OBJECTIVE: For the data below, report the number of lines that contain the string "being" and nothing else.
-*-
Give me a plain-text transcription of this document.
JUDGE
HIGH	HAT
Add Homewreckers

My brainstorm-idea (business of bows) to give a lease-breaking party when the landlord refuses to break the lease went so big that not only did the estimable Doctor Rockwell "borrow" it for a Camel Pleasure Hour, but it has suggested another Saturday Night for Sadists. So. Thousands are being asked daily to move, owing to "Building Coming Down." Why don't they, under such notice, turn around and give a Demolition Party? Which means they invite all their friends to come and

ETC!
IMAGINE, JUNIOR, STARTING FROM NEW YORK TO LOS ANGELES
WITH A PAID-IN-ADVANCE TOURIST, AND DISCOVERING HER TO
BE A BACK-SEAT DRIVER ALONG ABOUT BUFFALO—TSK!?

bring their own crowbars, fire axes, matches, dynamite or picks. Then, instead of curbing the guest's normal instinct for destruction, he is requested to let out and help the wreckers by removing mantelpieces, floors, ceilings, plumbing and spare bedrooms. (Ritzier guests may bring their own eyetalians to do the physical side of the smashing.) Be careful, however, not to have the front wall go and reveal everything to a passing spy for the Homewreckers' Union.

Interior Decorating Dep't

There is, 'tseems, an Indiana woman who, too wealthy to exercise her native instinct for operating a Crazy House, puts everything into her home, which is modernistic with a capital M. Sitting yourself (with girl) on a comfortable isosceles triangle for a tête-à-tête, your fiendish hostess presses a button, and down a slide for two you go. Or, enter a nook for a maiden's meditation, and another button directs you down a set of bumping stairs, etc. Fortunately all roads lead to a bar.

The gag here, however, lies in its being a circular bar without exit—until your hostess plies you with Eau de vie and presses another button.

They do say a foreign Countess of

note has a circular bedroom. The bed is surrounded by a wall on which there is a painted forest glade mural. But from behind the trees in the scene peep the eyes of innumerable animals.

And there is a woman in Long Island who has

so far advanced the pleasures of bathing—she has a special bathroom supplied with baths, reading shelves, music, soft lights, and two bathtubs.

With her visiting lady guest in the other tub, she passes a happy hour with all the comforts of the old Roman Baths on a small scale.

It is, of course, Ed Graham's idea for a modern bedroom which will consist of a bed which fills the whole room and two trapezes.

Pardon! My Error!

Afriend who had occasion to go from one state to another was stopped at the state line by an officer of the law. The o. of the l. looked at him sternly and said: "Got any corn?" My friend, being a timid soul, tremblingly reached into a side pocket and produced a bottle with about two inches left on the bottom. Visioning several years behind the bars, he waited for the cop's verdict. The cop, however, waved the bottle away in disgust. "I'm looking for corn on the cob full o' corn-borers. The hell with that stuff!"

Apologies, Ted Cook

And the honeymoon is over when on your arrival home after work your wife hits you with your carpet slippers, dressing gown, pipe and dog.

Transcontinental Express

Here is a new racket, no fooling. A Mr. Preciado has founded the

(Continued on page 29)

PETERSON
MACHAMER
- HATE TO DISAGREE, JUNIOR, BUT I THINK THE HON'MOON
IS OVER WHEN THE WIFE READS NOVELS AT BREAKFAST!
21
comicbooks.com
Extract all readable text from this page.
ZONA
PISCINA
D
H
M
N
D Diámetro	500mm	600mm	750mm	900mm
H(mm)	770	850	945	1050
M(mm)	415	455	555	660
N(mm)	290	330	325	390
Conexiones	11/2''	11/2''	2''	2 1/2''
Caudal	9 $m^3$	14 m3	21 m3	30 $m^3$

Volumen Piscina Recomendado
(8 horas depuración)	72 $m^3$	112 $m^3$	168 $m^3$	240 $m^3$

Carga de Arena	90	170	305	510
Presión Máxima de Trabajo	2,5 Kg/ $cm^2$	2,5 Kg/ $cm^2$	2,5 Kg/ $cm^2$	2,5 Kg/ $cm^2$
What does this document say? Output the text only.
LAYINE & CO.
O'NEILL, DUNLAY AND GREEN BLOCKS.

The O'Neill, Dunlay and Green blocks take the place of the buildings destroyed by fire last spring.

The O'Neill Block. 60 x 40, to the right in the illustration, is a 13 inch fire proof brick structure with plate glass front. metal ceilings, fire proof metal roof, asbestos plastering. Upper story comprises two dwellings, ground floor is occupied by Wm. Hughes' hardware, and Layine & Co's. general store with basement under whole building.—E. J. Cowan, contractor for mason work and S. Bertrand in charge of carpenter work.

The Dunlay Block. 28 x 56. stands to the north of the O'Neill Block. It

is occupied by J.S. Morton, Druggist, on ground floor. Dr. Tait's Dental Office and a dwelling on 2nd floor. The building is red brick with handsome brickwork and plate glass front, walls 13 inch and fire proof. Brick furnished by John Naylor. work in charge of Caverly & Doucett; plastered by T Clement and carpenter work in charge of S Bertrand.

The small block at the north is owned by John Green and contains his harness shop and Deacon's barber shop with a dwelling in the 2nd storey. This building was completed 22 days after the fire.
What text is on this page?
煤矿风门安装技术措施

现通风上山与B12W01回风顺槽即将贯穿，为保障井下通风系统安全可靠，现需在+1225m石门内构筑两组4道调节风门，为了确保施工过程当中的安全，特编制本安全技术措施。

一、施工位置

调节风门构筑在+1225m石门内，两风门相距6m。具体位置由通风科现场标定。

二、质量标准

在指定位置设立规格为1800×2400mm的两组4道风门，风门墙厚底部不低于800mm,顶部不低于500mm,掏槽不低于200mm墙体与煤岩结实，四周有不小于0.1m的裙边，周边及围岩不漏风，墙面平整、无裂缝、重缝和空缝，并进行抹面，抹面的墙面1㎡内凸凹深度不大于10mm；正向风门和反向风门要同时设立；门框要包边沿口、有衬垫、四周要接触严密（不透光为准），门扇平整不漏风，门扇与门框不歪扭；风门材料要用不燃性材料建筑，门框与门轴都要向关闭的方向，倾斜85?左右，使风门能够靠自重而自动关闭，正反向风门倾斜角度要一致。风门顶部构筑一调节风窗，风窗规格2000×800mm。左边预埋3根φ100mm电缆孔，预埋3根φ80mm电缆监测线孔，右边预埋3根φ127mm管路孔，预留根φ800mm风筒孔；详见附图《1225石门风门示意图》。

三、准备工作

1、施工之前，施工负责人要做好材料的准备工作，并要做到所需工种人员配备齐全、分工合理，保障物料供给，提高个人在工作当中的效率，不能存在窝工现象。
-*-
EXERCISE RESULT: 3